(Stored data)

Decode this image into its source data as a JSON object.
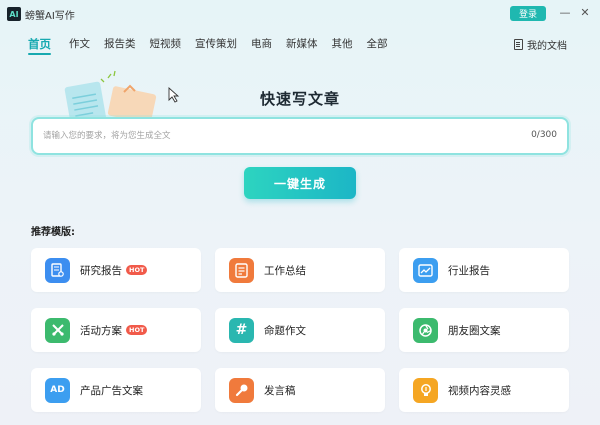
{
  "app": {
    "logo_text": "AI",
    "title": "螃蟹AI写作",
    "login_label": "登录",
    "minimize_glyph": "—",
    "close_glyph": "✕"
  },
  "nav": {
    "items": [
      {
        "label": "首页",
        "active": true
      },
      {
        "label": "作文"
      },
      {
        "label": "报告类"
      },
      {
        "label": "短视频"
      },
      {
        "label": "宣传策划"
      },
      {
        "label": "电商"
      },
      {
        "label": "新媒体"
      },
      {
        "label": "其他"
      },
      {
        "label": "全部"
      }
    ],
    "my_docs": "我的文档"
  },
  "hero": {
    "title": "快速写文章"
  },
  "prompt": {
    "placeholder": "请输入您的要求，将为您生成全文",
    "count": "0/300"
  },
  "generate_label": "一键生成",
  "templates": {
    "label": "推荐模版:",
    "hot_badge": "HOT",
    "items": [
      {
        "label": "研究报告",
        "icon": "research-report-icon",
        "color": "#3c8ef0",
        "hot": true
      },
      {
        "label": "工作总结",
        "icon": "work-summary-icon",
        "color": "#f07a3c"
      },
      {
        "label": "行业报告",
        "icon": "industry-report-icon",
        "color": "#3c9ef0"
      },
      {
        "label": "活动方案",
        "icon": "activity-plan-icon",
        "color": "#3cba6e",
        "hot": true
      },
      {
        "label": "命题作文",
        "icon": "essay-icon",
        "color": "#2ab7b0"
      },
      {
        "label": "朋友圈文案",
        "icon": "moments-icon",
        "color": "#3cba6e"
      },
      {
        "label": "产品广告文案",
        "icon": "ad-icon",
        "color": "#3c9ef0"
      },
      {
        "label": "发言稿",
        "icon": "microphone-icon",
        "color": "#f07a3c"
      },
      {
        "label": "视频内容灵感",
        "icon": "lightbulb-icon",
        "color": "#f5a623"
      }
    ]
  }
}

--

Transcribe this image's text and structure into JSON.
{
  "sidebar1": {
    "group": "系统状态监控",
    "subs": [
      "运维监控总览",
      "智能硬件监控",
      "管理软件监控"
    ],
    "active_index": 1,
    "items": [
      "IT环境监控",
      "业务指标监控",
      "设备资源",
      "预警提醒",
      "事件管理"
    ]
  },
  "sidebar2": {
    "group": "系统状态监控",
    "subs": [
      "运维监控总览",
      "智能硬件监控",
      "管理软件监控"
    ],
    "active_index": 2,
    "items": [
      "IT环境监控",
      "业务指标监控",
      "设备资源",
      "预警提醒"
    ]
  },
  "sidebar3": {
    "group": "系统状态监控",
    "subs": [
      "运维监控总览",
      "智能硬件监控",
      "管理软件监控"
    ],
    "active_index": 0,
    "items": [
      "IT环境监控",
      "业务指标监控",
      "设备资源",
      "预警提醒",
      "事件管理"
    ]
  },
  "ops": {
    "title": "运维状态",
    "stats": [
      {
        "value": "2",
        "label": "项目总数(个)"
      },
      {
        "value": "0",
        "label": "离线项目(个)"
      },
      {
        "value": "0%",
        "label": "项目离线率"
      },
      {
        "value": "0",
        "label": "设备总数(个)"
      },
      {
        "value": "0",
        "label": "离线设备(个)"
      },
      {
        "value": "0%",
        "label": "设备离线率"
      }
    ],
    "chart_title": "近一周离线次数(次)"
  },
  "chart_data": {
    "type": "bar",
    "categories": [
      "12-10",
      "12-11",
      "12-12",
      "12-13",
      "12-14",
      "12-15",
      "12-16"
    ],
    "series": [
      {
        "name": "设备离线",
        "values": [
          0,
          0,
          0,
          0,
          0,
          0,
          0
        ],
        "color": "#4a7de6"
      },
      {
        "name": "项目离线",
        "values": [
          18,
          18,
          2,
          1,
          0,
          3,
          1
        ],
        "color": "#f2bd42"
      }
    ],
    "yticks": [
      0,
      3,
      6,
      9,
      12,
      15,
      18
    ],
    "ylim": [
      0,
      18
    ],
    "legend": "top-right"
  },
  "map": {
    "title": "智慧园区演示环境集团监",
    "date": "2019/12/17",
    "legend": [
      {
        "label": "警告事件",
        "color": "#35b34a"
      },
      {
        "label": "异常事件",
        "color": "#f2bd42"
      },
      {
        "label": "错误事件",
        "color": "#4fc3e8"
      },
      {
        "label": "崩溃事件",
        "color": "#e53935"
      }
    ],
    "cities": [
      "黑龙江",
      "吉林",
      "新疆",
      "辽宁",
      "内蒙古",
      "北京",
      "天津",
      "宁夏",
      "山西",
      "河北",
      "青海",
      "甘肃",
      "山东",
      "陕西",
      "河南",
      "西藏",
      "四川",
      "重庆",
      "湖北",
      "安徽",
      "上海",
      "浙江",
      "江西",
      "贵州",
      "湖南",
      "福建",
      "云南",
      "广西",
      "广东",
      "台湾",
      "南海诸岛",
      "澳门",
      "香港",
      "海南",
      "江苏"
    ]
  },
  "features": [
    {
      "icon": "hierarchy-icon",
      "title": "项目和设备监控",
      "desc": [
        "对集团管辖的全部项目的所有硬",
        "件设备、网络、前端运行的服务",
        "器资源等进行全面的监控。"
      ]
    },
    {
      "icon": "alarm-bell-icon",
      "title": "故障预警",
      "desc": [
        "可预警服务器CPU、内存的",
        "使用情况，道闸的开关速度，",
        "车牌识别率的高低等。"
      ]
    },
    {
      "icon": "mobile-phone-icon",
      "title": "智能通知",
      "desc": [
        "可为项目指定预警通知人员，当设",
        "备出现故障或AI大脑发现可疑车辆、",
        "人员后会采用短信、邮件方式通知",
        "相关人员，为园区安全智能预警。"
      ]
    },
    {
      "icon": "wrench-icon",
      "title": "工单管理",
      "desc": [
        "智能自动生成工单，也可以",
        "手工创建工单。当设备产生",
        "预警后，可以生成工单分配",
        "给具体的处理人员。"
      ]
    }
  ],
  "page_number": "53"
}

THE EXERCISE: Count every line of the records that holds "into". State the number, nothing else.

EXPECTED ANSWER: 2